**Data for processing**
-*-*-

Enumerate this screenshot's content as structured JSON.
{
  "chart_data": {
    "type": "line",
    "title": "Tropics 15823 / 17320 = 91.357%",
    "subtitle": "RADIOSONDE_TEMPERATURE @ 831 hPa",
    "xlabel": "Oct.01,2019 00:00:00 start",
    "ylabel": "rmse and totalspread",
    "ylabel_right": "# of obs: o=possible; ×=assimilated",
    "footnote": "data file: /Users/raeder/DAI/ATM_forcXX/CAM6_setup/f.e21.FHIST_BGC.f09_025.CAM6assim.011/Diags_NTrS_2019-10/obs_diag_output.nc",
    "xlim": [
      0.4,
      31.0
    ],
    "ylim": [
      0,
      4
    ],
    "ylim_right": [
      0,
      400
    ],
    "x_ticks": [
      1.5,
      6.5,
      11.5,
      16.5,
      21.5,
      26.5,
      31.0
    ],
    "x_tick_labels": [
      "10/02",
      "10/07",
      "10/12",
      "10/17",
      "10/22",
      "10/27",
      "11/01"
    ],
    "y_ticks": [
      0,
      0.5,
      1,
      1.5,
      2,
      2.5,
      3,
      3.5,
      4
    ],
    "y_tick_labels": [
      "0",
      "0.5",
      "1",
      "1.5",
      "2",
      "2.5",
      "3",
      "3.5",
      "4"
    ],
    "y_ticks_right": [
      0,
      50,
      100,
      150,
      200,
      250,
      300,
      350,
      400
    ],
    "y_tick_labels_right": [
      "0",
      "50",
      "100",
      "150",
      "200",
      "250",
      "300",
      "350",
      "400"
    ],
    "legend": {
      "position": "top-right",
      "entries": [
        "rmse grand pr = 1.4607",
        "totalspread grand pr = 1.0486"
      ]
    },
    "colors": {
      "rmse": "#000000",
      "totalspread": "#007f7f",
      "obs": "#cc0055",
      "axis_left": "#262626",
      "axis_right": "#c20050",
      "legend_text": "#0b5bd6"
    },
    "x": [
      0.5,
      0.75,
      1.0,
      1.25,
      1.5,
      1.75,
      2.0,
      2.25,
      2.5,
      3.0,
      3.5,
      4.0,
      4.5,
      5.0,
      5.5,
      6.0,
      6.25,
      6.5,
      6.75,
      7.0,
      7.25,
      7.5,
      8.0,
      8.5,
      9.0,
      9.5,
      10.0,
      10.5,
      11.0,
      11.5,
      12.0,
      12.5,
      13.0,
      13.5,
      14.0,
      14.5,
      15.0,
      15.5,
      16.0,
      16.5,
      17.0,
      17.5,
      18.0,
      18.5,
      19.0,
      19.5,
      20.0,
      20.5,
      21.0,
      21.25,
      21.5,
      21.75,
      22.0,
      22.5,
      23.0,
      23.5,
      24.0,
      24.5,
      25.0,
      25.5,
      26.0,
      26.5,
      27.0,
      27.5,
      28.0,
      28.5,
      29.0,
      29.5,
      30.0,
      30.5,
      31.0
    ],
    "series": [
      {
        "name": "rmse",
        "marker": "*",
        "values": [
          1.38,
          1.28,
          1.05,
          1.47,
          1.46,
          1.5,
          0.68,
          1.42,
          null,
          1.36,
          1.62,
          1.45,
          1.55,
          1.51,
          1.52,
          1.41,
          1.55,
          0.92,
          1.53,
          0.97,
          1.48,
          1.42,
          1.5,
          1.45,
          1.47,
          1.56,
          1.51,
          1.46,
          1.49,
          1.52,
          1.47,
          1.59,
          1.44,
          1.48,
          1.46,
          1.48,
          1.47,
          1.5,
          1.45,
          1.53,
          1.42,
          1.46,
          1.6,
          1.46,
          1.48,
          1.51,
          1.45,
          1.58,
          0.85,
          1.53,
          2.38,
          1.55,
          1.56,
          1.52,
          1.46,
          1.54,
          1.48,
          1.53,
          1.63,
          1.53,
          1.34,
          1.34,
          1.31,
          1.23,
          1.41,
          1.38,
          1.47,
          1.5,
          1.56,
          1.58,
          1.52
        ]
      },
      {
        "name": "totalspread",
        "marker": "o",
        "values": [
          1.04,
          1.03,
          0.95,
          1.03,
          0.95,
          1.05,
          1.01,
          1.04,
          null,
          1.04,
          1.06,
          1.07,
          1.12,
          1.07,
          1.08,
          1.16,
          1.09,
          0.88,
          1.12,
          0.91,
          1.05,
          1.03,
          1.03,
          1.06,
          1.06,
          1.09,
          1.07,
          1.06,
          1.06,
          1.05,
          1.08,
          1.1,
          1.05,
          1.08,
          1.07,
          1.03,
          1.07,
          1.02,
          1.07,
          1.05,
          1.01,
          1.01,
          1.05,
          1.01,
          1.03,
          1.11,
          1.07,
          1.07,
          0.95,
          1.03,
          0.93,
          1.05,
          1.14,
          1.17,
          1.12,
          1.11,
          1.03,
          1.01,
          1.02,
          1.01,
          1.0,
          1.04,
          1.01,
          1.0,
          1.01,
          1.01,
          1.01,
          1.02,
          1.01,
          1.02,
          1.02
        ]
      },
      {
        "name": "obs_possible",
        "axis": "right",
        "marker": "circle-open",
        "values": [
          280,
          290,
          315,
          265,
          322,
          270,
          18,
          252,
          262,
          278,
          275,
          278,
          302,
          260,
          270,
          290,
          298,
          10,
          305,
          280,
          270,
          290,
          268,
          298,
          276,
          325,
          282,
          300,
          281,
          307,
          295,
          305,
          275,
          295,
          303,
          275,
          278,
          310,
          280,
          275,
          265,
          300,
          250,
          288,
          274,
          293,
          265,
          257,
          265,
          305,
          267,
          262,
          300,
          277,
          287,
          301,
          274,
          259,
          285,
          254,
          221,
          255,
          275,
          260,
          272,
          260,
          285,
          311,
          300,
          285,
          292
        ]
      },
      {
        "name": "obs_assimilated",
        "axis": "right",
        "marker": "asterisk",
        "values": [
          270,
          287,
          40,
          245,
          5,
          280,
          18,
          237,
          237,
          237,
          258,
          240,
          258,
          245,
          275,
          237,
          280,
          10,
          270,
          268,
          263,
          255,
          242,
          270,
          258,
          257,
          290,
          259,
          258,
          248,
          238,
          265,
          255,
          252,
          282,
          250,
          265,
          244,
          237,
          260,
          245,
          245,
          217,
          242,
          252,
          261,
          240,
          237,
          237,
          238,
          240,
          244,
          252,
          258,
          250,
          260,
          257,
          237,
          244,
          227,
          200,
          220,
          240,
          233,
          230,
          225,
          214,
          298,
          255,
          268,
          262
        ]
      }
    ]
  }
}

-*-*-

**Requirement**
Output the lines above verbatim and in full.

**Answer below**
Enumerate this screenshot's content as structured JSON.
{
  "chart_data": {
    "type": "line",
    "title": "Tropics 15823 / 17320 = 91.357%",
    "subtitle": "RADIOSONDE_TEMPERATURE @ 831 hPa",
    "xlabel": "Oct.01,2019 00:00:00 start",
    "ylabel": "rmse and totalspread",
    "ylabel_right": "# of obs: o=possible; ×=assimilated",
    "footnote": "data file: /Users/raeder/DAI/ATM_forcXX/CAM6_setup/f.e21.FHIST_BGC.f09_025.CAM6assim.011/Diags_NTrS_2019-10/obs_diag_output.nc",
    "xlim": [
      0.4,
      31.0
    ],
    "ylim": [
      0,
      4
    ],
    "ylim_right": [
      0,
      400
    ],
    "x_ticks": [
      1.5,
      6.5,
      11.5,
      16.5,
      21.5,
      26.5,
      31.0
    ],
    "x_tick_labels": [
      "10/02",
      "10/07",
      "10/12",
      "10/17",
      "10/22",
      "10/27",
      "11/01"
    ],
    "y_ticks": [
      0,
      0.5,
      1,
      1.5,
      2,
      2.5,
      3,
      3.5,
      4
    ],
    "y_tick_labels": [
      "0",
      "0.5",
      "1",
      "1.5",
      "2",
      "2.5",
      "3",
      "3.5",
      "4"
    ],
    "y_ticks_right": [
      0,
      50,
      100,
      150,
      200,
      250,
      300,
      350,
      400
    ],
    "y_tick_labels_right": [
      "0",
      "50",
      "100",
      "150",
      "200",
      "250",
      "300",
      "350",
      "400"
    ],
    "legend": {
      "position": "top-right",
      "entries": [
        "rmse grand pr = 1.4607",
        "totalspread grand pr = 1.0486"
      ]
    },
    "colors": {
      "rmse": "#000000",
      "totalspread": "#007f7f",
      "obs": "#cc0055",
      "axis_left": "#262626",
      "axis_right": "#c20050",
      "legend_text": "#0b5bd6"
    },
    "x": [
      0.5,
      0.75,
      1.0,
      1.25,
      1.5,
      1.75,
      2.0,
      2.25,
      2.5,
      3.0,
      3.5,
      4.0,
      4.5,
      5.0,
      5.5,
      6.0,
      6.25,
      6.5,
      6.75,
      7.0,
      7.25,
      7.5,
      8.0,
      8.5,
      9.0,
      9.5,
      10.0,
      10.5,
      11.0,
      11.5,
      12.0,
      12.5,
      13.0,
      13.5,
      14.0,
      14.5,
      15.0,
      15.5,
      16.0,
      16.5,
      17.0,
      17.5,
      18.0,
      18.5,
      19.0,
      19.5,
      20.0,
      20.5,
      21.0,
      21.25,
      21.5,
      21.75,
      22.0,
      22.5,
      23.0,
      23.5,
      24.0,
      24.5,
      25.0,
      25.5,
      26.0,
      26.5,
      27.0,
      27.5,
      28.0,
      28.5,
      29.0,
      29.5,
      30.0,
      30.5,
      31.0
    ],
    "series": [
      {
        "name": "rmse",
        "marker": "*",
        "values": [
          1.38,
          1.28,
          1.05,
          1.47,
          1.46,
          1.5,
          0.68,
          1.42,
          null,
          1.36,
          1.62,
          1.45,
          1.55,
          1.51,
          1.52,
          1.41,
          1.55,
          0.92,
          1.53,
          0.97,
          1.48,
          1.42,
          1.5,
          1.45,
          1.47,
          1.56,
          1.51,
          1.46,
          1.49,
          1.52,
          1.47,
          1.59,
          1.44,
          1.48,
          1.46,
          1.48,
          1.47,
          1.5,
          1.45,
          1.53,
          1.42,
          1.46,
          1.6,
          1.46,
          1.48,
          1.51,
          1.45,
          1.58,
          0.85,
          1.53,
          2.38,
          1.55,
          1.56,
          1.52,
          1.46,
          1.54,
          1.48,
          1.53,
          1.63,
          1.53,
          1.34,
          1.34,
          1.31,
          1.23,
          1.41,
          1.38,
          1.47,
          1.5,
          1.56,
          1.58,
          1.52
        ]
      },
      {
        "name": "totalspread",
        "marker": "o",
        "values": [
          1.04,
          1.03,
          0.95,
          1.03,
          0.95,
          1.05,
          1.01,
          1.04,
          null,
          1.04,
          1.06,
          1.07,
          1.12,
          1.07,
          1.08,
          1.16,
          1.09,
          0.88,
          1.12,
          0.91,
          1.05,
          1.03,
          1.03,
          1.06,
          1.06,
          1.09,
          1.07,
          1.06,
          1.06,
          1.05,
          1.08,
          1.1,
          1.05,
          1.08,
          1.07,
          1.03,
          1.07,
          1.02,
          1.07,
          1.05,
          1.01,
          1.01,
          1.05,
          1.01,
          1.03,
          1.11,
          1.07,
          1.07,
          0.95,
          1.03,
          0.93,
          1.05,
          1.14,
          1.17,
          1.12,
          1.11,
          1.03,
          1.01,
          1.02,
          1.01,
          1.0,
          1.04,
          1.01,
          1.0,
          1.01,
          1.01,
          1.01,
          1.02,
          1.01,
          1.02,
          1.02
        ]
      },
      {
        "name": "obs_possible",
        "axis": "right",
        "marker": "circle-open",
        "values": [
          280,
          290,
          315,
          265,
          322,
          270,
          18,
          252,
          262,
          278,
          275,
          278,
          302,
          260,
          270,
          290,
          298,
          10,
          305,
          280,
          270,
          290,
          268,
          298,
          276,
          325,
          282,
          300,
          281,
          307,
          295,
          305,
          275,
          295,
          303,
          275,
          278,
          310,
          280,
          275,
          265,
          300,
          250,
          288,
          274,
          293,
          265,
          257,
          265,
          305,
          267,
          262,
          300,
          277,
          287,
          301,
          274,
          259,
          285,
          254,
          221,
          255,
          275,
          260,
          272,
          260,
          285,
          311,
          300,
          285,
          292
        ]
      },
      {
        "name": "obs_assimilated",
        "axis": "right",
        "marker": "asterisk",
        "values": [
          270,
          287,
          40,
          245,
          5,
          280,
          18,
          237,
          237,
          237,
          258,
          240,
          258,
          245,
          275,
          237,
          280,
          10,
          270,
          268,
          263,
          255,
          242,
          270,
          258,
          257,
          290,
          259,
          258,
          248,
          238,
          265,
          255,
          252,
          282,
          250,
          265,
          244,
          237,
          260,
          245,
          245,
          217,
          242,
          252,
          261,
          240,
          237,
          237,
          238,
          240,
          244,
          252,
          258,
          250,
          260,
          257,
          237,
          244,
          227,
          200,
          220,
          240,
          233,
          230,
          225,
          214,
          298,
          255,
          268,
          262
        ]
      }
    ]
  }
}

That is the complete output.